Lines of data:
○ ○ ○ ○ ○ ○ ○

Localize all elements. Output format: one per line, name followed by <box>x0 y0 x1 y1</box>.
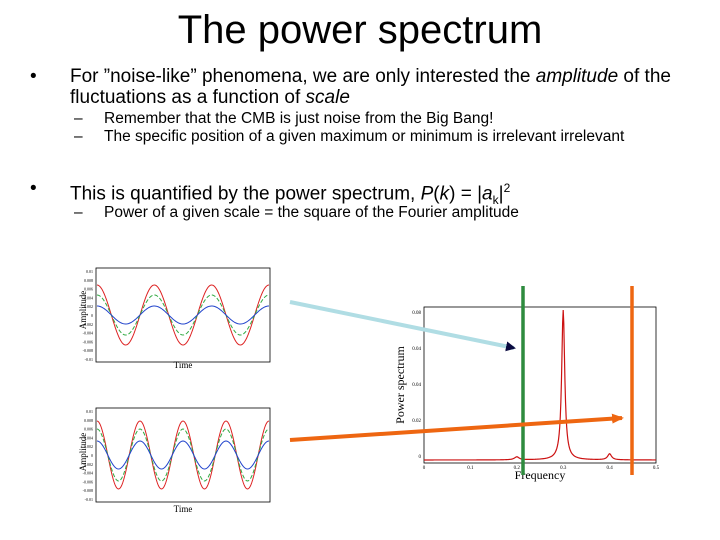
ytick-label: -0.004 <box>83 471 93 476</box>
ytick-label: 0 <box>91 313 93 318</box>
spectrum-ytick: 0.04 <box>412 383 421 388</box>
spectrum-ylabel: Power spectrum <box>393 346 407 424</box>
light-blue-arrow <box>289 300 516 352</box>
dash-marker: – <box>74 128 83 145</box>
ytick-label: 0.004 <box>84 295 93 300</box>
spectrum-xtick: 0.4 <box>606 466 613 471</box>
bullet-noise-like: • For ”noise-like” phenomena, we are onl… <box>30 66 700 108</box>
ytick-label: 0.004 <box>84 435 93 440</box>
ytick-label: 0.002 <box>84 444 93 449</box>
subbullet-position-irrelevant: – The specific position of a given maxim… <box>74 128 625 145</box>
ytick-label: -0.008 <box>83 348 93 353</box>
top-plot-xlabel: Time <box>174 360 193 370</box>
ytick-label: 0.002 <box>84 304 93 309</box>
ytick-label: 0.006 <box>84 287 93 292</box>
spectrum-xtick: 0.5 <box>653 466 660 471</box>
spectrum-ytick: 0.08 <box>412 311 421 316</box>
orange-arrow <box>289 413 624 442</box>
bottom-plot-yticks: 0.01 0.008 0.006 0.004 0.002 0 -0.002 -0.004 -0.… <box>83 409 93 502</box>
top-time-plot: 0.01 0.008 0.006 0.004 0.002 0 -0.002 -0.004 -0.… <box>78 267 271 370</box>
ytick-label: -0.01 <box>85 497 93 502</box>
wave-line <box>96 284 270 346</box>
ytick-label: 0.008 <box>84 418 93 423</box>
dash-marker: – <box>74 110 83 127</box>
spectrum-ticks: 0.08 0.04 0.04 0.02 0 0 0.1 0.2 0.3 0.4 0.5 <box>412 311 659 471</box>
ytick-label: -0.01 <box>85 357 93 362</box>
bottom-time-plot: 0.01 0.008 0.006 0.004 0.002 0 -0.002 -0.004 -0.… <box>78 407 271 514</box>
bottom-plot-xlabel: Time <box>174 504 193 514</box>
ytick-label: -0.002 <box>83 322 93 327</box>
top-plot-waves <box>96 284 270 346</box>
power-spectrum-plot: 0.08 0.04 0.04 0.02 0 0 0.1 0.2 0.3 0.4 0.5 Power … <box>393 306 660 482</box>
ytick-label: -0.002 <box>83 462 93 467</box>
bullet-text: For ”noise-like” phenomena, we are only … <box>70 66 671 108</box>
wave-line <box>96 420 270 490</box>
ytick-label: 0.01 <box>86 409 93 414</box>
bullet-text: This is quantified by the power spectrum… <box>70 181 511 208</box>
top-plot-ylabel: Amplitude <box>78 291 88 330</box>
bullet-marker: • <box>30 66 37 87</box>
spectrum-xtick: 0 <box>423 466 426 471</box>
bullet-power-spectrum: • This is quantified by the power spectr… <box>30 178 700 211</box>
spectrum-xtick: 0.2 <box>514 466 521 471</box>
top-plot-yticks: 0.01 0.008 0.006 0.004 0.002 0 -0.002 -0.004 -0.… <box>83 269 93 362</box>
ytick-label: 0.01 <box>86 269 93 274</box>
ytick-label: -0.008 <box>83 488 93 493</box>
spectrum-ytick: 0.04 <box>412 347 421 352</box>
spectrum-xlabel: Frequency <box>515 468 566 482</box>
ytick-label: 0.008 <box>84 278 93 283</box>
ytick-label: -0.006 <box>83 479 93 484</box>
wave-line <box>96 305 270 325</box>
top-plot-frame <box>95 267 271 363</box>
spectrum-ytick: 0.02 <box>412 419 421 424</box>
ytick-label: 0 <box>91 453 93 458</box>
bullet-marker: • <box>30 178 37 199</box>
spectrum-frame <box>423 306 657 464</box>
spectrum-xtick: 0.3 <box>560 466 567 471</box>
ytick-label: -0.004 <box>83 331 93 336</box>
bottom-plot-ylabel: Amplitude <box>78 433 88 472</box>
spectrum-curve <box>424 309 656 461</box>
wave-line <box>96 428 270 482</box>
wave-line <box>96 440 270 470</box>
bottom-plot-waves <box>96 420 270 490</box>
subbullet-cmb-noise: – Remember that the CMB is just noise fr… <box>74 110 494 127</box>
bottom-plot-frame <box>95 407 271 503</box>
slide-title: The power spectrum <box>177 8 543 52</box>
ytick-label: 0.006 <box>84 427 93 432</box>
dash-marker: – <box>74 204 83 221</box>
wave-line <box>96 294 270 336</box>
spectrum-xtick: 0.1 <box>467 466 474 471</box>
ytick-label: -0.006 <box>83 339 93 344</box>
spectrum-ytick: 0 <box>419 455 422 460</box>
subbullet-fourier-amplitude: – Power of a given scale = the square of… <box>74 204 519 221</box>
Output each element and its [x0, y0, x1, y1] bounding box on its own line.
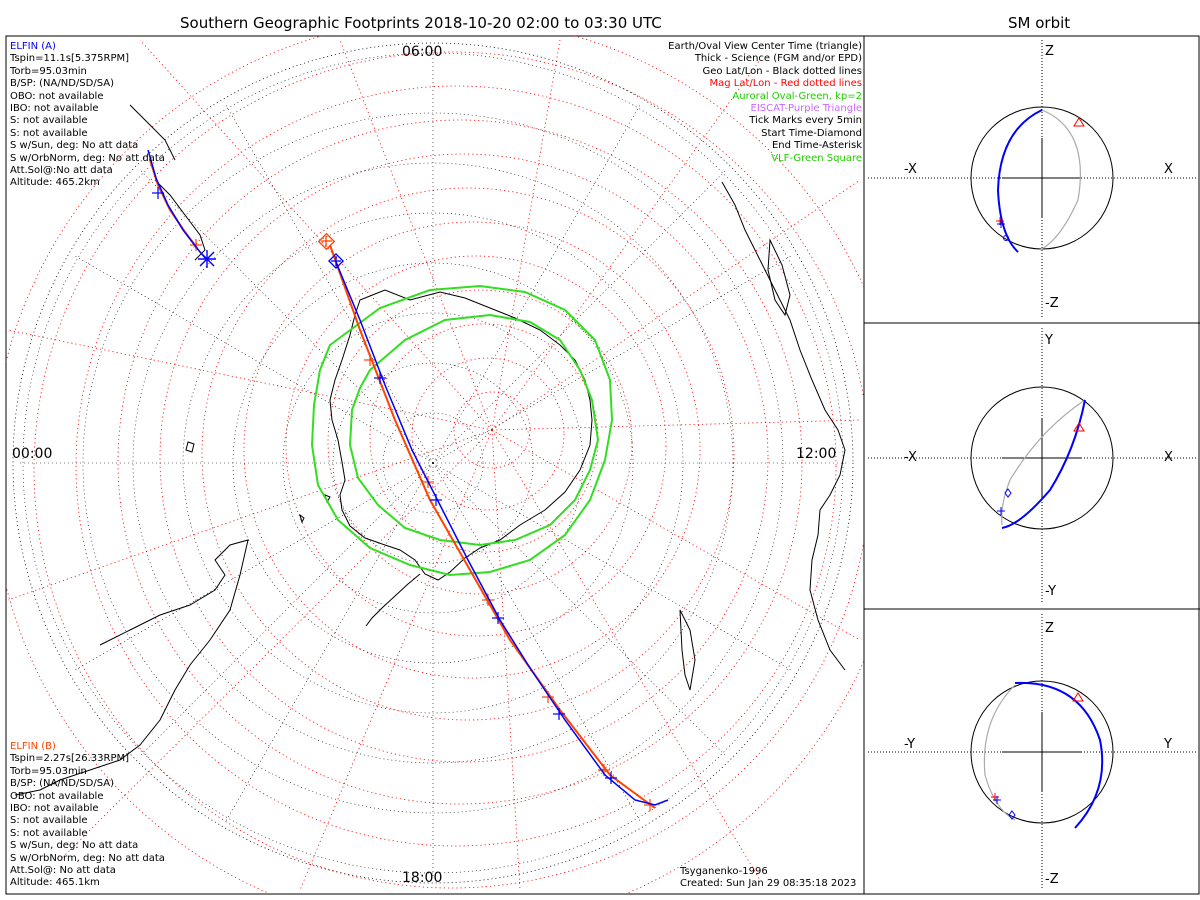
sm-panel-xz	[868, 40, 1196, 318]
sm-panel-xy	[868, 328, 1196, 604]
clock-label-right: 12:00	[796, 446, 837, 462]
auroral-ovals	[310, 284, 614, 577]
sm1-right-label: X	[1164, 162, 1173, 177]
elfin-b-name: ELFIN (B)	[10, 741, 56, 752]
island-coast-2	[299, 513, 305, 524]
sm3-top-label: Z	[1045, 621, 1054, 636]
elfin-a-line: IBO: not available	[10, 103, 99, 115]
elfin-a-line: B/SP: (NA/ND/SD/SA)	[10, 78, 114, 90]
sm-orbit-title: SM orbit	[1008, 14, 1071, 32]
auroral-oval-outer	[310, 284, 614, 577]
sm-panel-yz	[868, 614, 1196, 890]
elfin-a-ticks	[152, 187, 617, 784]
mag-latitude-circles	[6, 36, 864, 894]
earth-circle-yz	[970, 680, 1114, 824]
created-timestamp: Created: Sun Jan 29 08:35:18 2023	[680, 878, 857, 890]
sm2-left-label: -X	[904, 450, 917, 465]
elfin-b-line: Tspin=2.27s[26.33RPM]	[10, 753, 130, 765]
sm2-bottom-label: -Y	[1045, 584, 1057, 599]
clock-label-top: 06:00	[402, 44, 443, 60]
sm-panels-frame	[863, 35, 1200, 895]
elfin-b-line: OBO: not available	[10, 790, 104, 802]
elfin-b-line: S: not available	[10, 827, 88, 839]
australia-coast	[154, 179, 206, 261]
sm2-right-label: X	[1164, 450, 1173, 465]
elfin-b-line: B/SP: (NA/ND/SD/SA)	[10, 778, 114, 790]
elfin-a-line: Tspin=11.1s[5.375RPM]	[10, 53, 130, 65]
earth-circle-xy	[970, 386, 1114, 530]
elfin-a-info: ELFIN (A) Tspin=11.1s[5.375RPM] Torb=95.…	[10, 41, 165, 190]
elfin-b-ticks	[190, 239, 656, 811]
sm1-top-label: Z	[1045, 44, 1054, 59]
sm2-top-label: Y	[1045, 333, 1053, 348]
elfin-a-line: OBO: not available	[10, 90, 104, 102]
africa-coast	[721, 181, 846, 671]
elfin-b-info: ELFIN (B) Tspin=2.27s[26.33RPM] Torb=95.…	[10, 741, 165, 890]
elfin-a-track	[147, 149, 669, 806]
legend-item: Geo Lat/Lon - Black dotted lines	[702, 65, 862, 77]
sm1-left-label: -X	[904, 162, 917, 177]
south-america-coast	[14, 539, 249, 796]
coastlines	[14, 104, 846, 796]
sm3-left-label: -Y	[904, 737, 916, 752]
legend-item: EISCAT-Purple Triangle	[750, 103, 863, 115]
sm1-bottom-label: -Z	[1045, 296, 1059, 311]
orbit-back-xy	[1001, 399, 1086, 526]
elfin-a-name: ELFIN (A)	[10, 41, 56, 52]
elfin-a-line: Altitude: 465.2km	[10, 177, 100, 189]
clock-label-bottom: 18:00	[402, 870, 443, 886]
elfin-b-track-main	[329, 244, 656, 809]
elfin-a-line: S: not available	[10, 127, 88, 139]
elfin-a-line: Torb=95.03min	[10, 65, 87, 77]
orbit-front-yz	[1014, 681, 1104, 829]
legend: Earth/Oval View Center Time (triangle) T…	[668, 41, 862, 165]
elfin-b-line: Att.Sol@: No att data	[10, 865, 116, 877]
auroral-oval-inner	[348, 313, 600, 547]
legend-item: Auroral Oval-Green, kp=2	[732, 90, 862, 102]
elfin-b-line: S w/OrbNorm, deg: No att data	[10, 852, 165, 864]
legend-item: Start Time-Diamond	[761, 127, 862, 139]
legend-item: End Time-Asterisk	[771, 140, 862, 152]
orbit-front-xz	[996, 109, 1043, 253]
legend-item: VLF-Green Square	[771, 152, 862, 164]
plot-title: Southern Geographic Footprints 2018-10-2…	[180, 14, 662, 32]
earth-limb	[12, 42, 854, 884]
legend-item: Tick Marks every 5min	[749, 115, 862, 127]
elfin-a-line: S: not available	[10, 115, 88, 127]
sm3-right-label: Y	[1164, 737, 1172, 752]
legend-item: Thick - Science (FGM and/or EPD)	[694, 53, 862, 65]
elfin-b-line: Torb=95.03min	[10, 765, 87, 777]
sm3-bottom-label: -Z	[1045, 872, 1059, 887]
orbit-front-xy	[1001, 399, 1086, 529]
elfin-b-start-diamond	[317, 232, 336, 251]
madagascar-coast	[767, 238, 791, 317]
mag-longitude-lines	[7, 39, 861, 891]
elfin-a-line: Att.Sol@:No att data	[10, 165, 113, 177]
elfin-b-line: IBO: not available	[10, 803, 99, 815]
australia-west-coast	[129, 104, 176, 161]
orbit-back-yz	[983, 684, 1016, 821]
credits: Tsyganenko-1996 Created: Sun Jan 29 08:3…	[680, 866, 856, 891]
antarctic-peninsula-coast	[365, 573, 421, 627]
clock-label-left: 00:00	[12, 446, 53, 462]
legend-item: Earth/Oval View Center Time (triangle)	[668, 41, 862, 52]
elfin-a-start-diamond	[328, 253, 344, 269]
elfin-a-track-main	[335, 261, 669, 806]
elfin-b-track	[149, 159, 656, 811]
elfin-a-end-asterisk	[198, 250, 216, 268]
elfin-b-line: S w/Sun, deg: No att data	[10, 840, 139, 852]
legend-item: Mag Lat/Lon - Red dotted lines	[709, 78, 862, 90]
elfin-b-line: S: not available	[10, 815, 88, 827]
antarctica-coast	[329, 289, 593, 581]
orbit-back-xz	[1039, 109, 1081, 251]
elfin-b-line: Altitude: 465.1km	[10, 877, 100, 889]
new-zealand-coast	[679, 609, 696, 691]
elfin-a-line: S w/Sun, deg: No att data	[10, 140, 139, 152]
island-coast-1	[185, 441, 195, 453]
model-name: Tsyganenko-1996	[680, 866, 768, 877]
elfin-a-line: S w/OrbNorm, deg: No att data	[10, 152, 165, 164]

○ ○ ○ ○ ○ ○ ○

Return word for word the part of the data that opens with the line containing "ytick-label: -0.004 <box>83 471 93 476</box>" and closes with the line containing "ytick-label: -0.01 <box>85 497 93 502</box>". Include both of those lines.

**RESULT:**
ytick-label: -0.004 <box>83 471 93 476</box>
ytick-label: 0 <box>91 313 93 318</box>
spectrum-ytick: 0.04 <box>412 383 421 388</box>
spectrum-ylabel: Power spectrum <box>393 346 407 424</box>
light-blue-arrow <box>289 300 516 352</box>
dash-marker: – <box>74 128 83 145</box>
ytick-label: 0.004 <box>84 295 93 300</box>
spectrum-xtick: 0.4 <box>606 466 613 471</box>
bullet-noise-like: • For ”noise-like” phenomena, we are onl… <box>30 66 700 108</box>
ytick-label: 0.004 <box>84 435 93 440</box>
ytick-label: 0.002 <box>84 444 93 449</box>
subbullet-position-irrelevant: – The specific position of a given maxim… <box>74 128 625 145</box>
ytick-label: -0.008 <box>83 348 93 353</box>
top-plot-xlabel: Time <box>174 360 193 370</box>
ytick-label: 0.002 <box>84 304 93 309</box>
ytick-label: 0.006 <box>84 287 93 292</box>
spectrum-xtick: 0.5 <box>653 466 660 471</box>
spectrum-ytick: 0.08 <box>412 311 421 316</box>
orange-arrow <box>289 413 624 442</box>
bottom-plot-yticks: 0.01 0.008 0.006 0.004 0.002 0 -0.002 -0.004 -0.… <box>83 409 93 502</box>
top-time-plot: 0.01 0.008 0.006 0.004 0.002 0 -0.002 -0.004 -0.… <box>78 267 271 370</box>
ytick-label: -0.01 <box>85 497 93 502</box>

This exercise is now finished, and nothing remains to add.